STATED TASK:
Retype the records below exactly as they appear, but leave out any pictures.

THE DATA:
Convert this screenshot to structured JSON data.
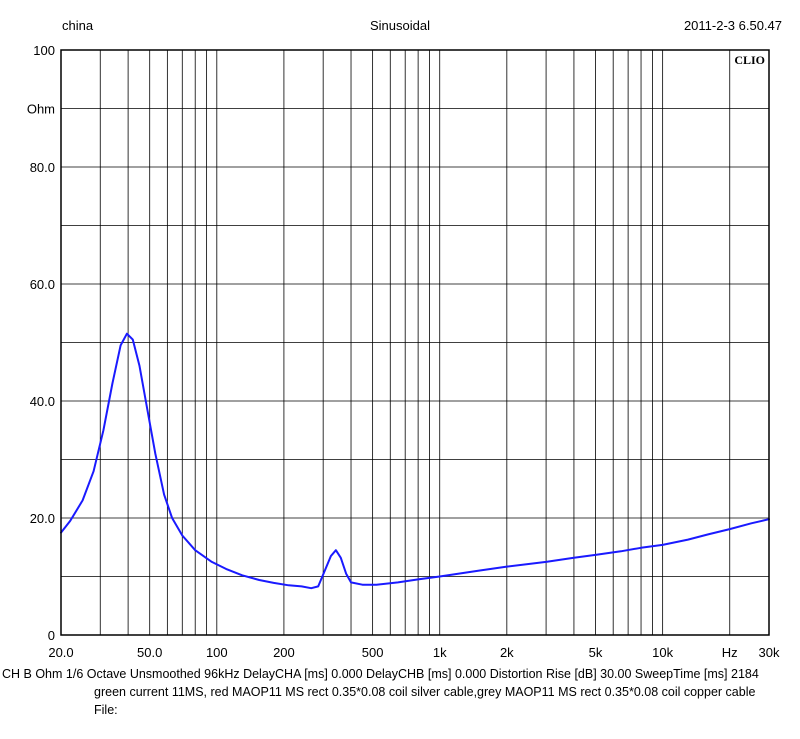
{
  "header": {
    "left": "china",
    "center": "Sinusoidal",
    "right": "2011-2-3 6.50.47"
  },
  "brand": "CLIO",
  "footer": {
    "line1": "CH B   Ohm    1/6 Octave   Unsmoothed   96kHz   DelayCHA [ms] 0.000     DelayCHB [ms] 0.000     Distortion Rise [dB] 30.00     SweepTime [ms] 2184",
    "line2": "green current 11MS, red MAOP11 MS rect 0.35*0.08 coil silver cable,grey MAOP11 MS rect 0.35*0.08 coil copper cable",
    "line3": "File:"
  },
  "chart_data": {
    "type": "line",
    "xscale": "log",
    "xlim": [
      20,
      30000
    ],
    "ylim": [
      0,
      100
    ],
    "yunit_label": "Ohm",
    "grid": true,
    "x_ticks": [
      {
        "value": 20,
        "label": "20.0"
      },
      {
        "value": 50,
        "label": "50.0"
      },
      {
        "value": 100,
        "label": "100"
      },
      {
        "value": 200,
        "label": "200"
      },
      {
        "value": 500,
        "label": "500"
      },
      {
        "value": 1000,
        "label": "1k"
      },
      {
        "value": 2000,
        "label": "2k"
      },
      {
        "value": 5000,
        "label": "5k"
      },
      {
        "value": 10000,
        "label": "10k"
      },
      {
        "value": 20000,
        "label": "Hz"
      },
      {
        "value": 30000,
        "label": "30k"
      }
    ],
    "y_ticks": [
      {
        "value": 0,
        "label": "0"
      },
      {
        "value": 20,
        "label": "20.0"
      },
      {
        "value": 40,
        "label": "40.0"
      },
      {
        "value": 60,
        "label": "60.0"
      },
      {
        "value": 80,
        "label": "80.0"
      },
      {
        "value": 100,
        "label": "100"
      }
    ],
    "series": [
      {
        "color": "#1a1aff",
        "points": [
          [
            20,
            17.5
          ],
          [
            22,
            19.5
          ],
          [
            25,
            23
          ],
          [
            28,
            28
          ],
          [
            31,
            35
          ],
          [
            34,
            43
          ],
          [
            37,
            49.5
          ],
          [
            39.5,
            51.5
          ],
          [
            42,
            50.5
          ],
          [
            45,
            46
          ],
          [
            48,
            40
          ],
          [
            53,
            31
          ],
          [
            58,
            24
          ],
          [
            63,
            20
          ],
          [
            70,
            17
          ],
          [
            80,
            14.5
          ],
          [
            95,
            12.5
          ],
          [
            110,
            11.3
          ],
          [
            130,
            10.2
          ],
          [
            155,
            9.4
          ],
          [
            180,
            8.9
          ],
          [
            210,
            8.5
          ],
          [
            240,
            8.3
          ],
          [
            265,
            8.0
          ],
          [
            285,
            8.3
          ],
          [
            305,
            11.0
          ],
          [
            325,
            13.5
          ],
          [
            342,
            14.5
          ],
          [
            360,
            13.2
          ],
          [
            380,
            10.5
          ],
          [
            400,
            9.0
          ],
          [
            450,
            8.6
          ],
          [
            520,
            8.6
          ],
          [
            650,
            9.0
          ],
          [
            800,
            9.5
          ],
          [
            1000,
            10.0
          ],
          [
            1500,
            11.0
          ],
          [
            2000,
            11.7
          ],
          [
            3000,
            12.5
          ],
          [
            4000,
            13.2
          ],
          [
            5000,
            13.7
          ],
          [
            6500,
            14.3
          ],
          [
            8000,
            14.9
          ],
          [
            10000,
            15.4
          ],
          [
            13000,
            16.3
          ],
          [
            16000,
            17.2
          ],
          [
            20000,
            18.1
          ],
          [
            25000,
            19.1
          ],
          [
            30000,
            19.8
          ]
        ]
      }
    ]
  }
}
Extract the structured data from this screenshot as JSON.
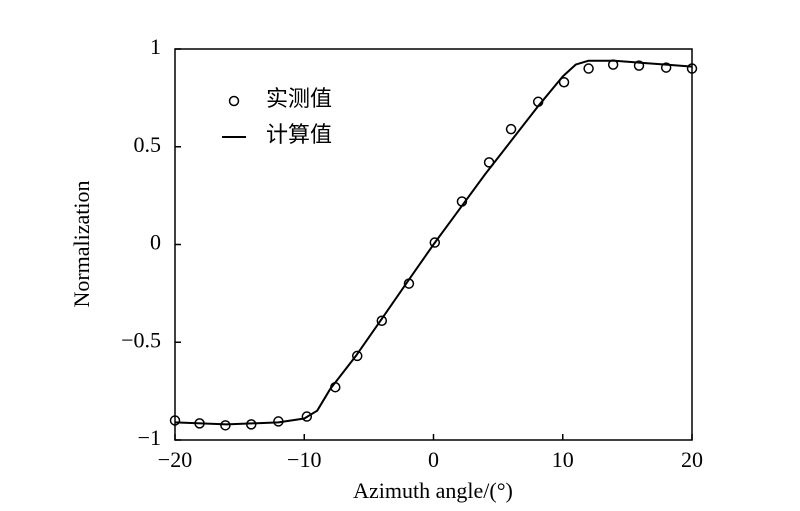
{
  "chart_data": {
    "type": "line",
    "xlabel": "Azimuth angle/(°)",
    "ylabel": "Normalization",
    "xlim": [
      -20,
      20
    ],
    "ylim": [
      -1,
      1
    ],
    "xticks": [
      {
        "value": -20,
        "label": "−20"
      },
      {
        "value": -10,
        "label": "−10"
      },
      0,
      10,
      20
    ],
    "yticks": [
      {
        "value": -1,
        "label": "−1"
      },
      {
        "value": -0.5,
        "label": "−0.5"
      },
      0,
      0.5,
      1
    ],
    "legend": "upper left",
    "series": [
      {
        "name": "实测值",
        "color": "#000000",
        "mode": "markers",
        "x": [
          -20,
          -18.1,
          -16.1,
          -14.1,
          -12,
          -9.8,
          -7.6,
          -5.9,
          -4.0,
          -1.9,
          0.1,
          2.2,
          4.3,
          6.0,
          8.1,
          10.1,
          12.0,
          13.9,
          15.9,
          18.0,
          20
        ],
        "values": [
          -0.9,
          -0.915,
          -0.925,
          -0.92,
          -0.905,
          -0.88,
          -0.73,
          -0.57,
          -0.39,
          -0.2,
          0.01,
          0.22,
          0.42,
          0.59,
          0.73,
          0.83,
          0.9,
          0.92,
          0.915,
          0.905,
          0.9
        ]
      },
      {
        "name": "计算值",
        "color": "#000000",
        "mode": "line",
        "x": [
          -20,
          -16,
          -12,
          -10,
          -9,
          -8,
          -6,
          -4,
          -2,
          0,
          2,
          4,
          6,
          8,
          10,
          11,
          12,
          14,
          16,
          18,
          20
        ],
        "values": [
          -0.91,
          -0.92,
          -0.91,
          -0.89,
          -0.85,
          -0.74,
          -0.57,
          -0.38,
          -0.19,
          0,
          0.18,
          0.36,
          0.53,
          0.7,
          0.86,
          0.92,
          0.94,
          0.94,
          0.93,
          0.92,
          0.91
        ]
      }
    ]
  }
}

TASK SOLUTION:
Convert this screenshot to structured JSON data.
{
  "header": {
    "left": "china",
    "center": "Sinusoidal",
    "right": "2011-2-3 6.50.47"
  },
  "brand": "CLIO",
  "footer": {
    "line1": "CH B   Ohm    1/6 Octave   Unsmoothed   96kHz   DelayCHA [ms] 0.000     DelayCHB [ms] 0.000     Distortion Rise [dB] 30.00     SweepTime [ms] 2184",
    "line2": "green current 11MS, red MAOP11 MS rect 0.35*0.08 coil silver cable,grey MAOP11 MS rect 0.35*0.08 coil copper cable",
    "line3": "File:"
  },
  "chart_data": {
    "type": "line",
    "xscale": "log",
    "xlim": [
      20,
      30000
    ],
    "ylim": [
      0,
      100
    ],
    "yunit_label": "Ohm",
    "grid": true,
    "x_ticks": [
      {
        "value": 20,
        "label": "20.0"
      },
      {
        "value": 50,
        "label": "50.0"
      },
      {
        "value": 100,
        "label": "100"
      },
      {
        "value": 200,
        "label": "200"
      },
      {
        "value": 500,
        "label": "500"
      },
      {
        "value": 1000,
        "label": "1k"
      },
      {
        "value": 2000,
        "label": "2k"
      },
      {
        "value": 5000,
        "label": "5k"
      },
      {
        "value": 10000,
        "label": "10k"
      },
      {
        "value": 20000,
        "label": "Hz"
      },
      {
        "value": 30000,
        "label": "30k"
      }
    ],
    "y_ticks": [
      {
        "value": 0,
        "label": "0"
      },
      {
        "value": 20,
        "label": "20.0"
      },
      {
        "value": 40,
        "label": "40.0"
      },
      {
        "value": 60,
        "label": "60.0"
      },
      {
        "value": 80,
        "label": "80.0"
      },
      {
        "value": 100,
        "label": "100"
      }
    ],
    "series": [
      {
        "color": "#1a1aff",
        "points": [
          [
            20,
            17.5
          ],
          [
            22,
            19.5
          ],
          [
            25,
            23
          ],
          [
            28,
            28
          ],
          [
            31,
            35
          ],
          [
            34,
            43
          ],
          [
            37,
            49.5
          ],
          [
            39.5,
            51.5
          ],
          [
            42,
            50.5
          ],
          [
            45,
            46
          ],
          [
            48,
            40
          ],
          [
            53,
            31
          ],
          [
            58,
            24
          ],
          [
            63,
            20
          ],
          [
            70,
            17
          ],
          [
            80,
            14.5
          ],
          [
            95,
            12.5
          ],
          [
            110,
            11.3
          ],
          [
            130,
            10.2
          ],
          [
            155,
            9.4
          ],
          [
            180,
            8.9
          ],
          [
            210,
            8.5
          ],
          [
            240,
            8.3
          ],
          [
            265,
            8.0
          ],
          [
            285,
            8.3
          ],
          [
            305,
            11.0
          ],
          [
            325,
            13.5
          ],
          [
            342,
            14.5
          ],
          [
            360,
            13.2
          ],
          [
            380,
            10.5
          ],
          [
            400,
            9.0
          ],
          [
            450,
            8.6
          ],
          [
            520,
            8.6
          ],
          [
            650,
            9.0
          ],
          [
            800,
            9.5
          ],
          [
            1000,
            10.0
          ],
          [
            1500,
            11.0
          ],
          [
            2000,
            11.7
          ],
          [
            3000,
            12.5
          ],
          [
            4000,
            13.2
          ],
          [
            5000,
            13.7
          ],
          [
            6500,
            14.3
          ],
          [
            8000,
            14.9
          ],
          [
            10000,
            15.4
          ],
          [
            13000,
            16.3
          ],
          [
            16000,
            17.2
          ],
          [
            20000,
            18.1
          ],
          [
            25000,
            19.1
          ],
          [
            30000,
            19.8
          ]
        ]
      }
    ]
  }
}
Extract the structured data from this screenshot as JSON.
{
  "chart_data": {
    "type": "line",
    "xlabel": "Azimuth angle/(°)",
    "ylabel": "Normalization",
    "xlim": [
      -20,
      20
    ],
    "ylim": [
      -1,
      1
    ],
    "xticks": [
      {
        "value": -20,
        "label": "−20"
      },
      {
        "value": -10,
        "label": "−10"
      },
      0,
      10,
      20
    ],
    "yticks": [
      {
        "value": -1,
        "label": "−1"
      },
      {
        "value": -0.5,
        "label": "−0.5"
      },
      0,
      0.5,
      1
    ],
    "legend": "upper left",
    "series": [
      {
        "name": "实测值",
        "color": "#000000",
        "mode": "markers",
        "x": [
          -20,
          -18.1,
          -16.1,
          -14.1,
          -12,
          -9.8,
          -7.6,
          -5.9,
          -4.0,
          -1.9,
          0.1,
          2.2,
          4.3,
          6.0,
          8.1,
          10.1,
          12.0,
          13.9,
          15.9,
          18.0,
          20
        ],
        "values": [
          -0.9,
          -0.915,
          -0.925,
          -0.92,
          -0.905,
          -0.88,
          -0.73,
          -0.57,
          -0.39,
          -0.2,
          0.01,
          0.22,
          0.42,
          0.59,
          0.73,
          0.83,
          0.9,
          0.92,
          0.915,
          0.905,
          0.9
        ]
      },
      {
        "name": "计算值",
        "color": "#000000",
        "mode": "line",
        "x": [
          -20,
          -16,
          -12,
          -10,
          -9,
          -8,
          -6,
          -4,
          -2,
          0,
          2,
          4,
          6,
          8,
          10,
          11,
          12,
          14,
          16,
          18,
          20
        ],
        "values": [
          -0.91,
          -0.92,
          -0.91,
          -0.89,
          -0.85,
          -0.74,
          -0.57,
          -0.38,
          -0.19,
          0,
          0.18,
          0.36,
          0.53,
          0.7,
          0.86,
          0.92,
          0.94,
          0.94,
          0.93,
          0.92,
          0.91
        ]
      }
    ]
  }
}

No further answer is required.